◆ **Exercise instructions**
Please rewrite the records below with every "population-point" replaced by "data-point" and everything else unchanged. Omit the pictures from your answer.

◆ **Material**
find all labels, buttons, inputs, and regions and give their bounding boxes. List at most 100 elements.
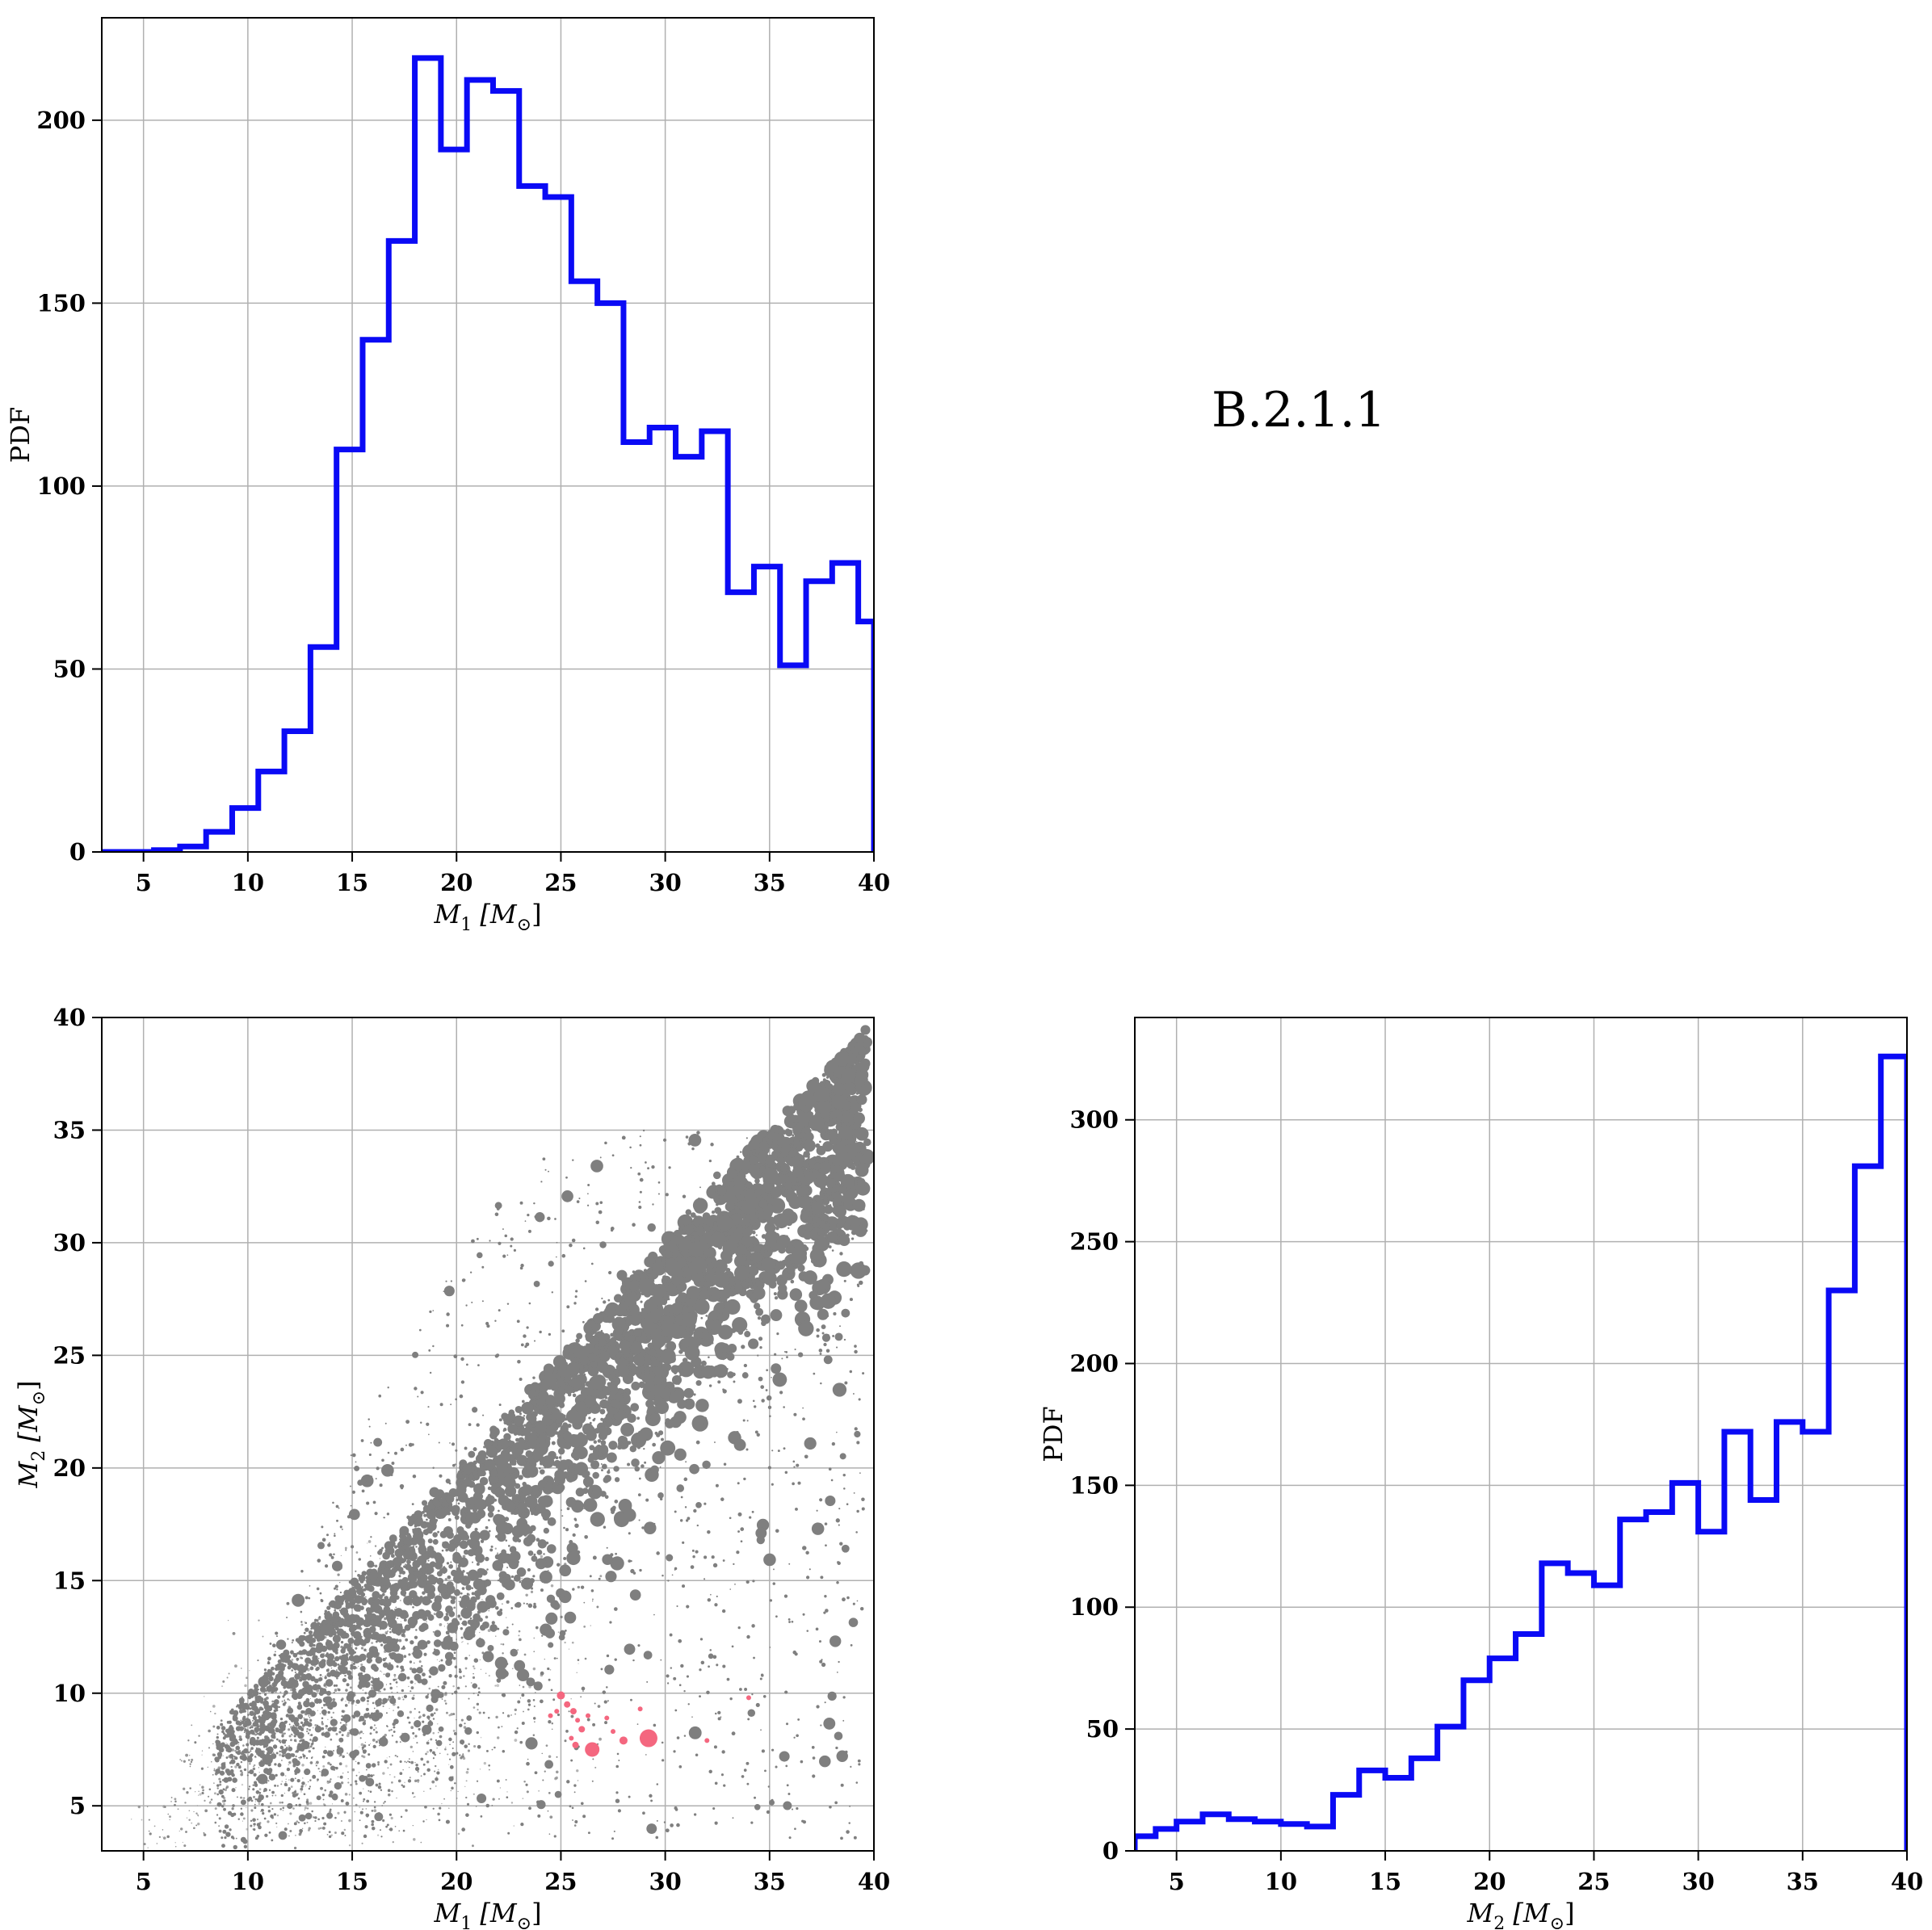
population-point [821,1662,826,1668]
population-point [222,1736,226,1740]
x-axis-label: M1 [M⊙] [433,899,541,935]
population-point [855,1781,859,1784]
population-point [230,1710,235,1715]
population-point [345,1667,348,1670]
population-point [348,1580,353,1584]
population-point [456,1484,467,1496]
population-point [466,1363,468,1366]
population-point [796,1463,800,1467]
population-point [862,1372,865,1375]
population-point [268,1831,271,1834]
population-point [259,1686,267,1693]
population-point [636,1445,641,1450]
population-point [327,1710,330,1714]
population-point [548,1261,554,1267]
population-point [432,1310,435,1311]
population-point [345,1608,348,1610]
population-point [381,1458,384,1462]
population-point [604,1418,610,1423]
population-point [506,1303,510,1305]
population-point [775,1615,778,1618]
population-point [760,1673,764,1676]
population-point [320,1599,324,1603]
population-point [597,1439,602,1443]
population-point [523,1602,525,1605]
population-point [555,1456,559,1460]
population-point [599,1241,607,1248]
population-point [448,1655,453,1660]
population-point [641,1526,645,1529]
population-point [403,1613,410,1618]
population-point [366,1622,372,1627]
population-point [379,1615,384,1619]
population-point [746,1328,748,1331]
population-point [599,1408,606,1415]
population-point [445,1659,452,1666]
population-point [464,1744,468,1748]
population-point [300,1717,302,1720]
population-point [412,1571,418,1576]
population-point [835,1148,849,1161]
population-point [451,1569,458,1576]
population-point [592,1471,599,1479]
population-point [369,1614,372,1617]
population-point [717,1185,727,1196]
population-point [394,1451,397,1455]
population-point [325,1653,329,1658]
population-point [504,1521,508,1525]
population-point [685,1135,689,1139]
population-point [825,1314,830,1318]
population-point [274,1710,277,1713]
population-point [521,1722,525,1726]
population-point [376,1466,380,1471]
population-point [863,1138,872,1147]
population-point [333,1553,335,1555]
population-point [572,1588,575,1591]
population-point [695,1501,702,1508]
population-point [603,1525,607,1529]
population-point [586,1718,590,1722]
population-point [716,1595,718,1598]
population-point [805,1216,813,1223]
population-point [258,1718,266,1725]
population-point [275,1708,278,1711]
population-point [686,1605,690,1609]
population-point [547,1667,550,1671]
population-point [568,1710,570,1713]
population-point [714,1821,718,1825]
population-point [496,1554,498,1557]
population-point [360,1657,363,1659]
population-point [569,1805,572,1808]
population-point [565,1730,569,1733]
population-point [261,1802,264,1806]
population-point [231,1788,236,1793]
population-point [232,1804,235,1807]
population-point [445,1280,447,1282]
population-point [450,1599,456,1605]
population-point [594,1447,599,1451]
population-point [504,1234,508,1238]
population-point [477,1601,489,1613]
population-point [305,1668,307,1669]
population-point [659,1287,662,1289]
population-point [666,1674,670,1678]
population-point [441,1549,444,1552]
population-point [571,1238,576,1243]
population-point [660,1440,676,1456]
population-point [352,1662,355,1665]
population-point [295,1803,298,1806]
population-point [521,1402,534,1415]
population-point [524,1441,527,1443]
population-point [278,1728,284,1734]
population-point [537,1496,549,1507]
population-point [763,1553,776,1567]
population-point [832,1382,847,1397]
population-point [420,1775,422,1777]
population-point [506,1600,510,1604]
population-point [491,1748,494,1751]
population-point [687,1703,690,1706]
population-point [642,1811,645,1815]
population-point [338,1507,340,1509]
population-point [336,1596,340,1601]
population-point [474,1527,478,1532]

◆ **Complete output**
find all labels, buttons, inputs, and regions and give their bounding boxes. List at most 100 elements.
data-point [821,1662,826,1668]
data-point [222,1736,226,1740]
x-axis-label: M1 [M⊙] [433,899,541,935]
data-point [855,1781,859,1784]
data-point [230,1710,235,1715]
data-point [345,1667,348,1670]
data-point [348,1580,353,1584]
data-point [456,1484,467,1496]
data-point [466,1363,468,1366]
data-point [796,1463,800,1467]
data-point [862,1372,865,1375]
data-point [268,1831,271,1834]
data-point [259,1686,267,1693]
data-point [636,1445,641,1450]
data-point [327,1710,330,1714]
data-point [548,1261,554,1267]
data-point [432,1310,435,1311]
data-point [345,1608,348,1610]
data-point [381,1458,384,1462]
data-point [604,1418,610,1423]
data-point [506,1303,510,1305]
data-point [775,1615,778,1618]
data-point [760,1673,764,1676]
data-point [320,1599,324,1603]
data-point [597,1439,602,1443]
data-point [523,1602,525,1605]
data-point [555,1456,559,1460]
data-point [599,1241,607,1248]
data-point [448,1655,453,1660]
data-point [641,1526,645,1529]
data-point [403,1613,410,1618]
data-point [366,1622,372,1627]
data-point [379,1615,384,1619]
data-point [746,1328,748,1331]
data-point [599,1408,606,1415]
data-point [445,1659,452,1666]
data-point [464,1744,468,1748]
data-point [300,1717,302,1720]
data-point [412,1571,418,1576]
data-point [835,1148,849,1161]
data-point [451,1569,458,1576]
data-point [592,1471,599,1479]
data-point [369,1614,372,1617]
data-point [717,1185,727,1196]
data-point [394,1451,397,1455]
data-point [325,1653,329,1658]
data-point [504,1521,508,1525]
data-point [685,1135,689,1139]
data-point [825,1314,830,1318]
data-point [274,1710,277,1713]
data-point [521,1722,525,1726]
data-point [376,1466,380,1471]
data-point [863,1138,872,1147]
data-point [333,1553,335,1555]
data-point [572,1588,575,1591]
data-point [695,1501,702,1508]
data-point [603,1525,607,1529]
data-point [586,1718,590,1722]
data-point [716,1595,718,1598]
data-point [805,1216,813,1223]
data-point [258,1718,266,1725]
data-point [275,1708,278,1711]
data-point [686,1605,690,1609]
data-point [547,1667,550,1671]
data-point [568,1710,570,1713]
data-point [714,1821,718,1825]
data-point [496,1554,498,1557]
data-point [360,1657,363,1659]
data-point [569,1805,572,1808]
data-point [565,1730,569,1733]
data-point [261,1802,264,1806]
data-point [231,1788,236,1793]
data-point [232,1804,235,1807]
data-point [445,1280,447,1282]
data-point [450,1599,456,1605]
data-point [594,1447,599,1451]
data-point [504,1234,508,1238]
data-point [477,1601,489,1613]
data-point [305,1668,307,1669]
data-point [659,1287,662,1289]
data-point [666,1674,670,1678]
data-point [441,1549,444,1552]
data-point [571,1238,576,1243]
data-point [660,1440,676,1456]
data-point [352,1662,355,1665]
data-point [295,1803,298,1806]
data-point [521,1402,534,1415]
data-point [524,1441,527,1443]
data-point [278,1728,284,1734]
data-point [537,1496,549,1507]
data-point [763,1553,776,1567]
data-point [832,1382,847,1397]
data-point [420,1775,422,1777]
data-point [506,1600,510,1604]
data-point [491,1748,494,1751]
data-point [687,1703,690,1706]
data-point [642,1811,645,1815]
data-point [338,1507,340,1509]
data-point [336,1596,340,1601]
data-point [474,1527,478,1532]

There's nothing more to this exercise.